YOUR TASK: Faithfully return all lines, omitting every embedded picture.

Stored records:
◆ ◆ ◆ ◆ ◆ ◆ ◆
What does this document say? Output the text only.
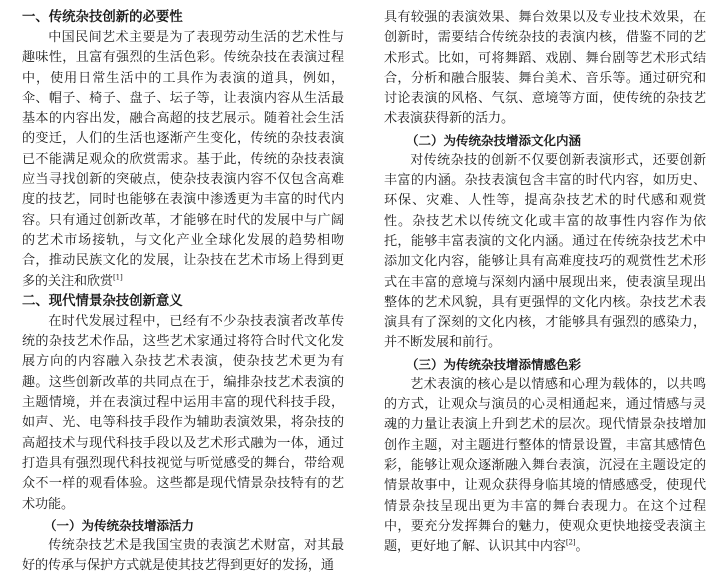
一、传统杂技创新的必要性

中国民间艺术主要是为了表现劳动生活的艺术性与趣味性，且富有强烈的生活色彩。传统杂技在表演过程中，使用日常生活中的工具作为表演的道具，例如，伞、帽子、椅子、盘子、坛子等，让表演内容从生活最基本的内容出发，融合高超的技艺展示。随着社会生活的变迁，人们的生活也逐渐产生变化，传统的杂技表演已不能满足观众的欣赏需求。基于此，传统的杂技表演应当寻找创新的突破点，使杂技表演内容不仅包含高难度的技艺，同时也能够在表演中渗透更为丰富的时代内容。只有通过创新改革，才能够在时代的发展中与广阔的艺术市场接轨，与文化产业全球化发展的趋势相吻合，推动民族文化的发展，让杂技在艺术市场上得到更多的关注和欣赏[1]

二、现代情景杂技创新意义

在时代发展过程中，已经有不少杂技表演者改革传统的杂技艺术作品，这些艺术家通过将符合时代文化发展方向的内容融入杂技艺术表演，使杂技艺术更为有趣。这些创新改革的共同点在于，编排杂技艺术表演的主题情境，并在表演过程中运用丰富的现代科技手段，如声、光、电等科技手段作为辅助表演效果，将杂技的高超技术与现代科技手段以及艺术形式融为一体，通过打造具有强烈现代科技视觉与听觉感受的舞台，带给观众不一样的观看体验。这些都是现代情景杂技特有的艺术功能。

（一）为传统杂技增添活力

传统杂技艺术是我国宝贵的表演艺术财富，对其最好的传承与保护方式就是使其技艺得到更好的发扬，通

具有较强的表演效果、舞台效果以及专业技术效果，在创新时，需要结合传统杂技的表演内核，借鉴不同的艺术形式。比如，可将舞蹈、戏剧、舞台剧等艺术形式结合，分析和融合服装、舞台美术、音乐等。通过研究和讨论表演的风格、气氛、意境等方面，使传统的杂技艺术表演获得新的活力。

（二）为传统杂技增添文化内涵

对传统杂技的创新不仅要创新表演形式，还要创新丰富的内涵。杂技表演包含丰富的时代内容，如历史、环保、灾难、人性等，提高杂技艺术的时代感和观赏性。杂技艺术以传统文化或丰富的故事性内容作为依托，能够丰富表演的文化内涵。通过在传统杂技艺术中添加文化内容，能够让具有高难度技巧的观赏性艺术形式在丰富的意境与深刻内涵中展现出来，使表演呈现出整体的艺术风貌，具有更强悍的文化内核。杂技艺术表演具有了深刻的文化内核，才能够具有强烈的感染力，并不断发展和前行。

（三）为传统杂技增添情感色彩

艺术表演的核心是以情感和心理为载体的，以共鸣的方式，让观众与演员的心灵相通起来，通过情感与灵魂的力量让表演上升到艺术的层次。现代情景杂技增加创作主题，对主题进行整体的情景设置，丰富其感情色彩，能够让观众逐渐融入舞台表演，沉浸在主题设定的情景故事中，让观众获得身临其境的情感感受，使现代情景杂技呈现出更为丰富的舞台表现力。在这个过程中，要充分发挥舞台的魅力，使观众更快地接受表演主题，更好地了解、认识其中内容[2]。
◆ ◆ ◆ ◆ ◆ ◆ ◆
RESPONSE BELOW:
What does this document say? Output the text only.
一、传统杂技创新的必要性

中国民间艺术主要是为了表现劳动生活的艺术性与趣味性，且富有强烈的生活色彩。传统杂技在表演过程中，使用日常生活中的工具作为表演的道具，例如，伞、帽子、椅子、盘子、坛子等，让表演内容从生活最基本的内容出发，融合高超的技艺展示。随着社会生活的变迁，人们的生活也逐渐产生变化，传统的杂技表演已不能满足观众的欣赏需求。基于此，传统的杂技表演应当寻找创新的突破点，使杂技表演内容不仅包含高难度的技艺，同时也能够在表演中渗透更为丰富的时代内容。只有通过创新改革，才能够在时代的发展中与广阔的艺术市场接轨，与文化产业全球化发展的趋势相吻合，推动民族文化的发展，让杂技在艺术市场上得到更多的关注和欣赏[1]

二、现代情景杂技创新意义

在时代发展过程中，已经有不少杂技表演者改革传统的杂技艺术作品，这些艺术家通过将符合时代文化发展方向的内容融入杂技艺术表演，使杂技艺术更为有趣。这些创新改革的共同点在于，编排杂技艺术表演的主题情境，并在表演过程中运用丰富的现代科技手段，如声、光、电等科技手段作为辅助表演效果，将杂技的高超技术与现代科技手段以及艺术形式融为一体，通过打造具有强烈现代科技视觉与听觉感受的舞台，带给观众不一样的观看体验。这些都是现代情景杂技特有的艺术功能。

（一）为传统杂技增添活力

传统杂技艺术是我国宝贵的表演艺术财富，对其最好的传承与保护方式就是使其技艺得到更好的发扬，通

具有较强的表演效果、舞台效果以及专业技术效果，在创新时，需要结合传统杂技的表演内核，借鉴不同的艺术形式。比如，可将舞蹈、戏剧、舞台剧等艺术形式结合，分析和融合服装、舞台美术、音乐等。通过研究和讨论表演的风格、气氛、意境等方面，使传统的杂技艺术表演获得新的活力。

（二）为传统杂技增添文化内涵

对传统杂技的创新不仅要创新表演形式，还要创新丰富的内涵。杂技表演包含丰富的时代内容，如历史、环保、灾难、人性等，提高杂技艺术的时代感和观赏性。杂技艺术以传统文化或丰富的故事性内容作为依托，能够丰富表演的文化内涵。通过在传统杂技艺术中添加文化内容，能够让具有高难度技巧的观赏性艺术形式在丰富的意境与深刻内涵中展现出来，使表演呈现出整体的艺术风貌，具有更强悍的文化内核。杂技艺术表演具有了深刻的文化内核，才能够具有强烈的感染力，并不断发展和前行。

（三）为传统杂技增添情感色彩

艺术表演的核心是以情感和心理为载体的，以共鸣的方式，让观众与演员的心灵相通起来，通过情感与灵魂的力量让表演上升到艺术的层次。现代情景杂技增加创作主题，对主题进行整体的情景设置，丰富其感情色彩，能够让观众逐渐融入舞台表演，沉浸在主题设定的情景故事中，让观众获得身临其境的情感感受，使现代情景杂技呈现出更为丰富的舞台表现力。在这个过程中，要充分发挥舞台的魅力，使观众更快地接受表演主题，更好地了解、认识其中内容[2]。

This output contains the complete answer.